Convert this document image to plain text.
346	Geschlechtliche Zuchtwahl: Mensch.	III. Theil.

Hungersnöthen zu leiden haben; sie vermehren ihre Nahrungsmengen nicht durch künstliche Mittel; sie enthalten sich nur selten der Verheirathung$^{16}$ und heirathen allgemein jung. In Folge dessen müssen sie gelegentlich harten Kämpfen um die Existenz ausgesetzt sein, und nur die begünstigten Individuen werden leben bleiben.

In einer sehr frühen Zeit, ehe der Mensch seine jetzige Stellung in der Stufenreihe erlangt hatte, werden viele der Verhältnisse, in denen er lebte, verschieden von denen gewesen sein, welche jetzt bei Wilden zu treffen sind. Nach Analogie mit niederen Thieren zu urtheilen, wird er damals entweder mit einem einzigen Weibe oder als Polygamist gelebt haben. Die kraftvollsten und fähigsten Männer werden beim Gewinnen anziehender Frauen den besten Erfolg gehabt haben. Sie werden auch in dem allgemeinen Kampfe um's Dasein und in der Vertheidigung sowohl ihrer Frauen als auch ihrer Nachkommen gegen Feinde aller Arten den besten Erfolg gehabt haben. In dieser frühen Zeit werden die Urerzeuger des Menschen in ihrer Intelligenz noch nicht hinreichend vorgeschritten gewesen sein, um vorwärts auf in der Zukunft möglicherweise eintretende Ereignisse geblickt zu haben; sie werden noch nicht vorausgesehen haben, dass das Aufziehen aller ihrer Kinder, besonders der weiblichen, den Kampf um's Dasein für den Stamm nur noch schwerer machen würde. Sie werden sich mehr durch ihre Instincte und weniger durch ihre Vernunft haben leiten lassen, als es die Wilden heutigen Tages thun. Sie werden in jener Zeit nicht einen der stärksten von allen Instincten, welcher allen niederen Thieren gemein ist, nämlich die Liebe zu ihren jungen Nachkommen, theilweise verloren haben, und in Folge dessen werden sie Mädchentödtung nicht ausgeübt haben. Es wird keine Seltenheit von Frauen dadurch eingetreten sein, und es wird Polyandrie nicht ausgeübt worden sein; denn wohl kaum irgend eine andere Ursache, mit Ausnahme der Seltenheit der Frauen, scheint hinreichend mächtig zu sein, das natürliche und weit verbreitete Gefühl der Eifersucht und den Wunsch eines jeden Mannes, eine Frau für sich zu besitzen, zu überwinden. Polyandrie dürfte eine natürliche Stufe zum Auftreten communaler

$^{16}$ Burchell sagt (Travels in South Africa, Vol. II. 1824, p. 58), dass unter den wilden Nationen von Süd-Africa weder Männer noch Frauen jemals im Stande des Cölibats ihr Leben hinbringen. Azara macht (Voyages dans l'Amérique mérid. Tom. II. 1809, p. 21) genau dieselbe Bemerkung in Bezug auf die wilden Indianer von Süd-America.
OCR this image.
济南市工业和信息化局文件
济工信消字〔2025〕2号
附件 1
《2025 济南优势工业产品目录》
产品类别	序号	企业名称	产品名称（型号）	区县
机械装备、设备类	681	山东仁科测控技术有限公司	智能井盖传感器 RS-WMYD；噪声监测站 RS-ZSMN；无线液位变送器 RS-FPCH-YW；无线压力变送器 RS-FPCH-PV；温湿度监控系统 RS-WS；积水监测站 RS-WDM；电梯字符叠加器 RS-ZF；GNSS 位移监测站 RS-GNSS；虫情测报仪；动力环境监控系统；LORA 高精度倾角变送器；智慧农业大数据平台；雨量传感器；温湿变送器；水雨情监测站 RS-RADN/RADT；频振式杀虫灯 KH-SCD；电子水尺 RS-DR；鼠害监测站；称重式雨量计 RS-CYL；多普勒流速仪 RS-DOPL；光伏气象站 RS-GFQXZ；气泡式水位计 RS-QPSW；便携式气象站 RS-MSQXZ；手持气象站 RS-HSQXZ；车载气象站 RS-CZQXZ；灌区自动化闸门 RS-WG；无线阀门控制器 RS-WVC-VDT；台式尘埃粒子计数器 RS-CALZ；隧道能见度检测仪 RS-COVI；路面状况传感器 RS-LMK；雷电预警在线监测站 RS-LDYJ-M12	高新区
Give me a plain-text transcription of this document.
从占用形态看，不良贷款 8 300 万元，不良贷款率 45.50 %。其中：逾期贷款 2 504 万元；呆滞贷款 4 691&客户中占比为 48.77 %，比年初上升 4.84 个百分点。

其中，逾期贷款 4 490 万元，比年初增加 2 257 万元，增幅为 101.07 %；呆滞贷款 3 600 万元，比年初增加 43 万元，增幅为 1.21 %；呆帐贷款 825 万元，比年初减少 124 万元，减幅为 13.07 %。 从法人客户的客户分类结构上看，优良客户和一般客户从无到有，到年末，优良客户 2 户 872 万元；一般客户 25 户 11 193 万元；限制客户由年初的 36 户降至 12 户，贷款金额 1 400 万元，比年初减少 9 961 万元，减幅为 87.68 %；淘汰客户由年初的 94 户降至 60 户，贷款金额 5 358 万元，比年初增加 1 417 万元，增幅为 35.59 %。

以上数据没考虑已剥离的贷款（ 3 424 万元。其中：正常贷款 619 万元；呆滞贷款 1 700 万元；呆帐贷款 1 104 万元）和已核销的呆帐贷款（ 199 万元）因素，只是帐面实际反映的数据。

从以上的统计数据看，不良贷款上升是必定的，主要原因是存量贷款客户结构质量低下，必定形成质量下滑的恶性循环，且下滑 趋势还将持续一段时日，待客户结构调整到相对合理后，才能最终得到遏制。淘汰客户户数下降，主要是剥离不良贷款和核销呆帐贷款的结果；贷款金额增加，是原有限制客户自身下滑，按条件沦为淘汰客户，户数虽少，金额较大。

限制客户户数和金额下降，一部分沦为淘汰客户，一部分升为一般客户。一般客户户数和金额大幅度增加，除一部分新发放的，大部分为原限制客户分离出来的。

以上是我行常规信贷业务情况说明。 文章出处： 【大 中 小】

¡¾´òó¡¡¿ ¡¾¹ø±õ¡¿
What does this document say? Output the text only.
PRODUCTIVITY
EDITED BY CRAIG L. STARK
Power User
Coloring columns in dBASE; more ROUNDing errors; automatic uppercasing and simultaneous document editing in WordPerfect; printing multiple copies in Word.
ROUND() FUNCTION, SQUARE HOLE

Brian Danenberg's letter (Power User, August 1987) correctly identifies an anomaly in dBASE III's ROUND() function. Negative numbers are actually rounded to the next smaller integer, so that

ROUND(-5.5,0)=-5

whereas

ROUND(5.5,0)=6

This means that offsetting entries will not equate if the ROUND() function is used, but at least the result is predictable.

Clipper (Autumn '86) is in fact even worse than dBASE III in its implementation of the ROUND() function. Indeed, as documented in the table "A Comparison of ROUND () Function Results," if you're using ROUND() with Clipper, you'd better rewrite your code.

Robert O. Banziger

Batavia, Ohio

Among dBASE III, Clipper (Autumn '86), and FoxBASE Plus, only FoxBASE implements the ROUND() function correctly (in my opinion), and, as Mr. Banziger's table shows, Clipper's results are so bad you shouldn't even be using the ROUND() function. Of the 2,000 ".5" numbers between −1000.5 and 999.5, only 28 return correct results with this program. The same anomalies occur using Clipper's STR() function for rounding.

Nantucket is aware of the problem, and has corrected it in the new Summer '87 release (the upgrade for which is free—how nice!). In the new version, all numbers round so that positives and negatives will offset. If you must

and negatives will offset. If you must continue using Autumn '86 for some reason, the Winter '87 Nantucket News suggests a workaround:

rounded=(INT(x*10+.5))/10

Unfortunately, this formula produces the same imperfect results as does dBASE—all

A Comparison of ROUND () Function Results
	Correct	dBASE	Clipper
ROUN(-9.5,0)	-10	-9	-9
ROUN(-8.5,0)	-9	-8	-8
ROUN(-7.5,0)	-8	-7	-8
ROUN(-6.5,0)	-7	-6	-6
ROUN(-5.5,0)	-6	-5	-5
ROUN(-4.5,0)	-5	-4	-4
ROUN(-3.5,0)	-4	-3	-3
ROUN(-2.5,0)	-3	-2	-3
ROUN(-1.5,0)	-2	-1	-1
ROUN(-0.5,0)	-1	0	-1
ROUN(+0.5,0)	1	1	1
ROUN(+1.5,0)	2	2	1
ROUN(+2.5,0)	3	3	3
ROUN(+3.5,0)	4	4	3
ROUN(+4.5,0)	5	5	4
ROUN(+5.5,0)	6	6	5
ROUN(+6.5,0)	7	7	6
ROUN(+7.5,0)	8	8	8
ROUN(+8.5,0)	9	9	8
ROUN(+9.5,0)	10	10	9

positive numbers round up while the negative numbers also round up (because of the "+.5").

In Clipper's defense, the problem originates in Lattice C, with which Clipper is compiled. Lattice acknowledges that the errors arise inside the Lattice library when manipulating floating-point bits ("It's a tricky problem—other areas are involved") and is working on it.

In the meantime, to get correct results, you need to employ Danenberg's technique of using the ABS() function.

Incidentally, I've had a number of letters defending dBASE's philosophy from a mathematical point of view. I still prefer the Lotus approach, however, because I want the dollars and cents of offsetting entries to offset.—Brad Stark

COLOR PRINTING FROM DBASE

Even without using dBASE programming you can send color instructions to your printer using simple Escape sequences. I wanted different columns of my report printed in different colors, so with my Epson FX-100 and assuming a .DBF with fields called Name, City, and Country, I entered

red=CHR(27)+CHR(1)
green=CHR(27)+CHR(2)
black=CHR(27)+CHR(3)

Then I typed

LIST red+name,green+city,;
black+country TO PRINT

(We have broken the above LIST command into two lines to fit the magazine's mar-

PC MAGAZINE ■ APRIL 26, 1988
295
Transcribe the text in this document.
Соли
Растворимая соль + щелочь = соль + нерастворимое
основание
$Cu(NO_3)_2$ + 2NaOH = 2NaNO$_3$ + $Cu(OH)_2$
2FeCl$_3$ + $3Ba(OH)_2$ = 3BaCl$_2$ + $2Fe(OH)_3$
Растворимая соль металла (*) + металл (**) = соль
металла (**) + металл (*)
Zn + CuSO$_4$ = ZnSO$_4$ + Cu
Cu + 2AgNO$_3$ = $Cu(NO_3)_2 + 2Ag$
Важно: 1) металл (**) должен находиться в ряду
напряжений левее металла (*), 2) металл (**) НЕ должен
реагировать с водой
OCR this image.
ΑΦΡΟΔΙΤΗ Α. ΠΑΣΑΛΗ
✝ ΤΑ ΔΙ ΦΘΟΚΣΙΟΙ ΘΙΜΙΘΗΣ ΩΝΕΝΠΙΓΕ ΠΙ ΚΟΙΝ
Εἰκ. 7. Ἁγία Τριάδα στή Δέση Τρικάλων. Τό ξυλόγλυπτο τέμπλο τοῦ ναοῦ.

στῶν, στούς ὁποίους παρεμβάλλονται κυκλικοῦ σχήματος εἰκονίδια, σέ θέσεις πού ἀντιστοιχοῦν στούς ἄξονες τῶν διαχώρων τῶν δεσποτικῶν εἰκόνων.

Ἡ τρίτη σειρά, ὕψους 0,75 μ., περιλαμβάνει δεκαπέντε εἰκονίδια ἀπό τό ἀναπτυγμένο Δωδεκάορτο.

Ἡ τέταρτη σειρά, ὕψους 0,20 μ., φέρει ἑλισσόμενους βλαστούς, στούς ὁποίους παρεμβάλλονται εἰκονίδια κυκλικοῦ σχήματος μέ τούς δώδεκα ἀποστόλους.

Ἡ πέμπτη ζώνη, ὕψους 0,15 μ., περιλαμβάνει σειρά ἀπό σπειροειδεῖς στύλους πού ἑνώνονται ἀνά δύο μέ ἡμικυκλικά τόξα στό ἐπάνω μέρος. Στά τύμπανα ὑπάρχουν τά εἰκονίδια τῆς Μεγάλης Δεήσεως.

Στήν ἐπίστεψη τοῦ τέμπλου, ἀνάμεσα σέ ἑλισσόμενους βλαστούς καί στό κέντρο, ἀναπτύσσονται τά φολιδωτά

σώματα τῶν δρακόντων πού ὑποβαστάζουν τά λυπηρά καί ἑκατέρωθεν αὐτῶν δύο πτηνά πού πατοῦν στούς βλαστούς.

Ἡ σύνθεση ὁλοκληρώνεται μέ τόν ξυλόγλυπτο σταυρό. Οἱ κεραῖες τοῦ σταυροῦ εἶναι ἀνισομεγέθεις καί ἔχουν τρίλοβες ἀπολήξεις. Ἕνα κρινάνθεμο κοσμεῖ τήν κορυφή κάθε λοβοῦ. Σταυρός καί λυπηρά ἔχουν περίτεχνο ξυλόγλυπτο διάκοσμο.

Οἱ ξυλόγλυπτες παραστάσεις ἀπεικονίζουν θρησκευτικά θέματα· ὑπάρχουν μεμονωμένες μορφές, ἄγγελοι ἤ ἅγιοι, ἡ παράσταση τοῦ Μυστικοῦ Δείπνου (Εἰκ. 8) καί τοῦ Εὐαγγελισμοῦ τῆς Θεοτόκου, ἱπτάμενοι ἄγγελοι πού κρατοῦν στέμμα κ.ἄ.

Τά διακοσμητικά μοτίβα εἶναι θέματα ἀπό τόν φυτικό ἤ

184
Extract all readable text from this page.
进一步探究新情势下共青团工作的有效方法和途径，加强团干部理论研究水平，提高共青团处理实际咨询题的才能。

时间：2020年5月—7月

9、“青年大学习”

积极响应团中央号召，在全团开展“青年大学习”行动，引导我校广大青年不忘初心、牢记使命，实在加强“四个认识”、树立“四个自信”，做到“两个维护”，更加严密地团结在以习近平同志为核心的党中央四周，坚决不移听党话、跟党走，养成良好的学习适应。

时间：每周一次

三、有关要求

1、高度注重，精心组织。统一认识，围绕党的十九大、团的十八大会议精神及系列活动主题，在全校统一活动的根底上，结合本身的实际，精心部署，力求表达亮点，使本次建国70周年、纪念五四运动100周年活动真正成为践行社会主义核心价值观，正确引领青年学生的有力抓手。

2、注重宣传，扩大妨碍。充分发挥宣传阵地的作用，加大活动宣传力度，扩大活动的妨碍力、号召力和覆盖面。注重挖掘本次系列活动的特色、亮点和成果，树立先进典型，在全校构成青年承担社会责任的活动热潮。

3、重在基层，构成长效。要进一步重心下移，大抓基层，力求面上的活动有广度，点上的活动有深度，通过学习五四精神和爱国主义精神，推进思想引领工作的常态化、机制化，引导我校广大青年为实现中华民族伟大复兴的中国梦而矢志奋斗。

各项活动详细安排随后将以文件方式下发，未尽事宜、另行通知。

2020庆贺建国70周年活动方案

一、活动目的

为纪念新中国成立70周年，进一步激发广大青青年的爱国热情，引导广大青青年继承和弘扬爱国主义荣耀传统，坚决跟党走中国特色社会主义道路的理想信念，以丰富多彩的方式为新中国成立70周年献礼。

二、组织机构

● ● ● ● ●

Track down every line of the material containing the string "должен", and copy it.

Answer to the problem
Важно: 1) металл (**) должен находиться в ряду
напряжений левее металла (*), 2) металл (**) НЕ должен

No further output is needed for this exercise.